Instructions to follow →
Using the entries that follow, state how many lines contain the word "name". The response is that number and nothing more.

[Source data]
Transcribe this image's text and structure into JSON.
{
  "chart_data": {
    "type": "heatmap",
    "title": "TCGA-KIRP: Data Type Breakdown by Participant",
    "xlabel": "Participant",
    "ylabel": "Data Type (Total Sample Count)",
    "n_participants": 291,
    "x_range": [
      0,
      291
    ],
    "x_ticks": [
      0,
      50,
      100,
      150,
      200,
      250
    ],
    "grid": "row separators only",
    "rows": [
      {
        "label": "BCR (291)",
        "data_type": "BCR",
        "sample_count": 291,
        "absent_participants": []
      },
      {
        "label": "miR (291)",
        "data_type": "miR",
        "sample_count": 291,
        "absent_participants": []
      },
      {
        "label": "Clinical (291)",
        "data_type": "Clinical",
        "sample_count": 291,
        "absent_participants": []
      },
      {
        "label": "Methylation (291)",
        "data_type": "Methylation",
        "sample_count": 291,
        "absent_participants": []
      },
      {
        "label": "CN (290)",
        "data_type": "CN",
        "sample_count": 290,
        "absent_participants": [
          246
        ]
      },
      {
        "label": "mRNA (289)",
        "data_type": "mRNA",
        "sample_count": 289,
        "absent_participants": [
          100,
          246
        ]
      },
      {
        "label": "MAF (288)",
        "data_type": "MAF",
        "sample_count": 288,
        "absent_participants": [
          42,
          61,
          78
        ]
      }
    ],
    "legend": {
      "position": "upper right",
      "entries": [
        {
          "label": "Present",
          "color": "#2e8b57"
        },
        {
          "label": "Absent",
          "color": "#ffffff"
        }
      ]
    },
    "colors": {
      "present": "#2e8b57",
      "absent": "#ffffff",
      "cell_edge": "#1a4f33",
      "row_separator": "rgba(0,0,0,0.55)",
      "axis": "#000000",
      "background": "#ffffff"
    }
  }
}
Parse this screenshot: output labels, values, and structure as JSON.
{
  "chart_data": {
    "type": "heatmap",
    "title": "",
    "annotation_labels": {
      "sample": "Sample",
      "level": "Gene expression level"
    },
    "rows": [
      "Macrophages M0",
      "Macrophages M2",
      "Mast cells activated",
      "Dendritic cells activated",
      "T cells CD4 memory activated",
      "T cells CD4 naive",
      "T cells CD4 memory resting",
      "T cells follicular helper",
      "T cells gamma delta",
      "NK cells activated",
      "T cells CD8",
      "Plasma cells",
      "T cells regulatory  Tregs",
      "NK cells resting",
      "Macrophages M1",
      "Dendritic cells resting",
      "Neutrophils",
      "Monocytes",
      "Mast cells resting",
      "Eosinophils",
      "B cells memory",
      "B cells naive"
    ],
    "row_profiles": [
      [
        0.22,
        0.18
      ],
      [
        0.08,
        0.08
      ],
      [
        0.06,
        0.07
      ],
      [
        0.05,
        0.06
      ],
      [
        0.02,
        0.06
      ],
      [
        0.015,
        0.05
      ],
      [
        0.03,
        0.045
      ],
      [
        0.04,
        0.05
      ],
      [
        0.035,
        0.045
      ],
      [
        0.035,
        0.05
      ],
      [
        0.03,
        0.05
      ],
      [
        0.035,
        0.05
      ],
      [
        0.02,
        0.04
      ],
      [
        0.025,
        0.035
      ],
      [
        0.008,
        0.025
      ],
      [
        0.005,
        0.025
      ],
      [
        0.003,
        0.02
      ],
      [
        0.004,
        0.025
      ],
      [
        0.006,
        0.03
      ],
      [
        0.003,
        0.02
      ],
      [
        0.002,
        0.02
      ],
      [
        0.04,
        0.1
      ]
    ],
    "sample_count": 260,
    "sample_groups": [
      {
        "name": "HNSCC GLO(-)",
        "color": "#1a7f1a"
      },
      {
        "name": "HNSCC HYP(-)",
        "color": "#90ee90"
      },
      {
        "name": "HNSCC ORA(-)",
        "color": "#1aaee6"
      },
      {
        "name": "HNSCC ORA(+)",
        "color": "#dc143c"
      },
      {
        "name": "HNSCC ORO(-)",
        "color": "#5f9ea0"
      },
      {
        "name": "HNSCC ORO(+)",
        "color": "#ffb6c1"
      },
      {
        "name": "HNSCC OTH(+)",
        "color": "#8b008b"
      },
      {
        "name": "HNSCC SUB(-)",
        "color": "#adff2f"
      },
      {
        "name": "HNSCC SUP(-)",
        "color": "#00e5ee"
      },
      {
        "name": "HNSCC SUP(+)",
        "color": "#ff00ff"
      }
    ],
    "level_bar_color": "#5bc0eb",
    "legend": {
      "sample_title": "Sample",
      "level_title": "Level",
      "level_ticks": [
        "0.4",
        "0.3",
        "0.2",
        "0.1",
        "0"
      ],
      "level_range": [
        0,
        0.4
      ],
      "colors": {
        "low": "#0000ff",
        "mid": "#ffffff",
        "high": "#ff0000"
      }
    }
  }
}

Output of the task →
10